### Data section
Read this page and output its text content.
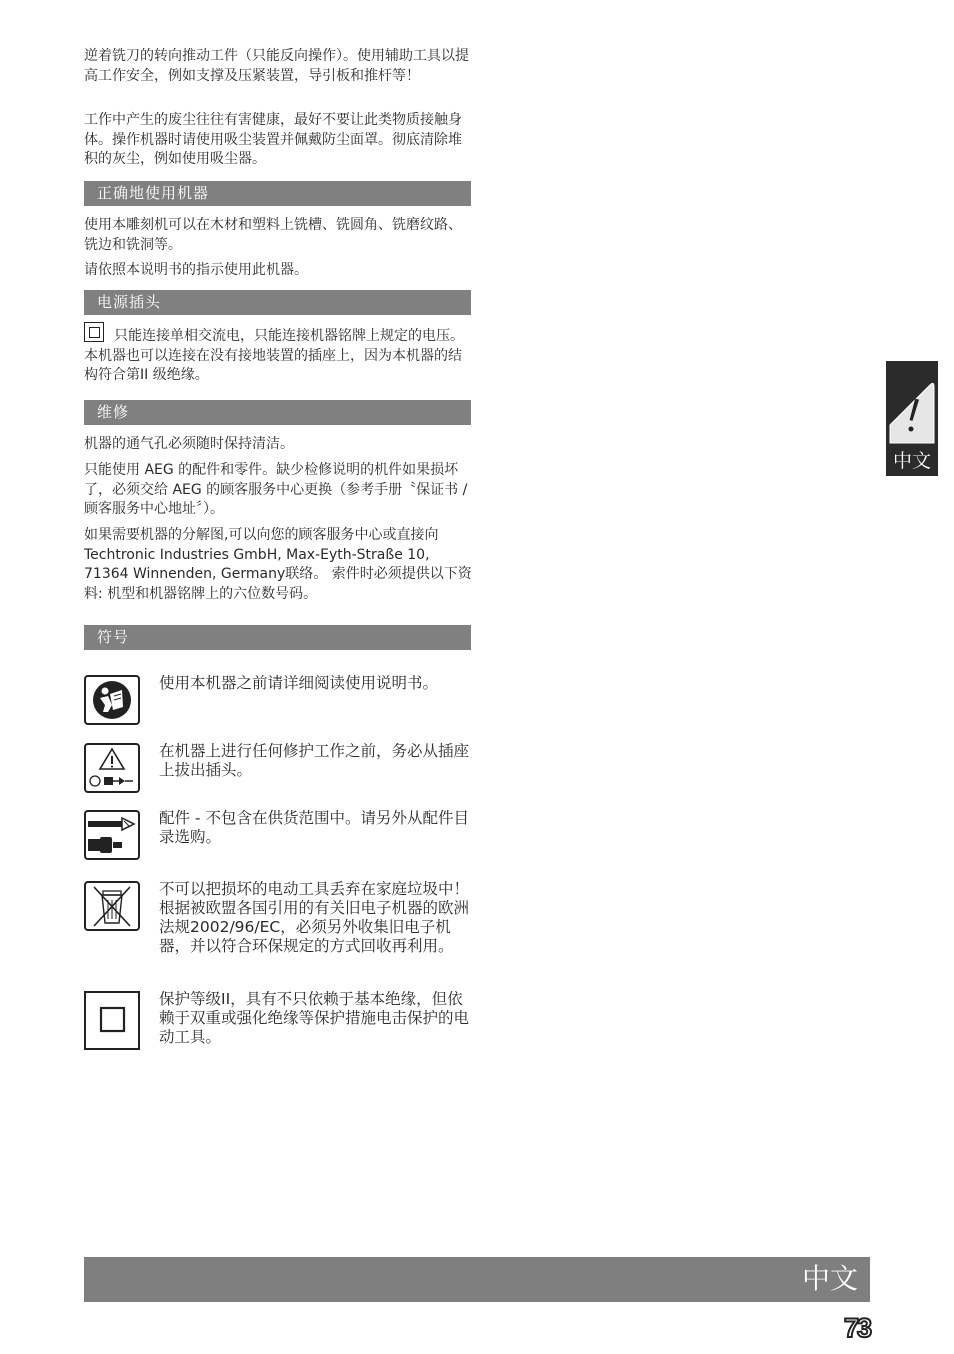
逆着铣刀的转向推动工件（只能反向操作）。使用辅助工具以提高工作安全，例如支撑及压紧装置，导引板和推杆等！

工作中产生的废尘往往有害健康，最好不要让此类物质接触身体。操作机器时请使用吸尘装置并佩戴防尘面罩。彻底清除堆积的灰尘，例如使用吸尘器。

正确地使用机器

使用本雕刻机可以在木材和塑料上铣槽、铣圆角、铣磨纹路、铣边和铣洞等。

请依照本说明书的指示使用此机器。

电源插头
只能连接单相交流电，只能连接机器铭牌上规定的电压。本机器也可以连接在没有接地装置的插座上，因为本机器的结构符合第II 级绝缘。
维修

机器的通气孔必须随时保持清洁。

只能使用 AEG 的配件和零件。缺少检修说明的机件如果损坏了，必须交给 AEG 的顾客服务中心更换（参考手册〝保证书 / 顾客服务中心地址〞）。

如果需要机器的分解图,可以向您的顾客服务中心或直接向 Techtronic Industries GmbH, Max-Eyth-Straße 10, 71364 Winnenden, Germany联络。 索件时必须提供以下资料: 机型和机器铭牌上的六位数号码。

符号
使用本机器之前请详细阅读使用说明书。
在机器上进行任何修护工作之前，务必从插座上拔出插头。
配件 - 不包含在供货范围中。请另外从配件目录选购。
不可以把损坏的电动工具丢弃在家庭垃圾中！根据被欧盟各国引用的有关旧电子机器的欧洲法规2002/96/EC，必须另外收集旧电子机器，并以符合环保规定的方式回收再利用。
保护等级II，具有不只依赖于基本绝缘，但依赖于双重或强化绝缘等保护措施电击保护的电动工具。
中文
中文
73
######
[What you have to do]: All of the material above needs to be restated exactly, with no pictures.

[Answer]:
Read this page and output its text content.
逆着铣刀的转向推动工件（只能反向操作）。使用辅助工具以提高工作安全，例如支撑及压紧装置，导引板和推杆等！

工作中产生的废尘往往有害健康，最好不要让此类物质接触身体。操作机器时请使用吸尘装置并佩戴防尘面罩。彻底清除堆积的灰尘，例如使用吸尘器。

正确地使用机器

使用本雕刻机可以在木材和塑料上铣槽、铣圆角、铣磨纹路、铣边和铣洞等。

请依照本说明书的指示使用此机器。

电源插头
只能连接单相交流电，只能连接机器铭牌上规定的电压。本机器也可以连接在没有接地装置的插座上，因为本机器的结构符合第II 级绝缘。
维修

机器的通气孔必须随时保持清洁。

只能使用 AEG 的配件和零件。缺少检修说明的机件如果损坏了，必须交给 AEG 的顾客服务中心更换（参考手册〝保证书 / 顾客服务中心地址〞）。

如果需要机器的分解图,可以向您的顾客服务中心或直接向 Techtronic Industries GmbH, Max-Eyth-Straße 10, 71364 Winnenden, Germany联络。 索件时必须提供以下资料: 机型和机器铭牌上的六位数号码。

符号
使用本机器之前请详细阅读使用说明书。
在机器上进行任何修护工作之前，务必从插座上拔出插头。
配件 - 不包含在供货范围中。请另外从配件目录选购。
不可以把损坏的电动工具丢弃在家庭垃圾中！根据被欧盟各国引用的有关旧电子机器的欧洲法规2002/96/EC，必须另外收集旧电子机器，并以符合环保规定的方式回收再利用。
保护等级II，具有不只依赖于基本绝缘，但依赖于双重或强化绝缘等保护措施电击保护的电动工具。
中文
中文
73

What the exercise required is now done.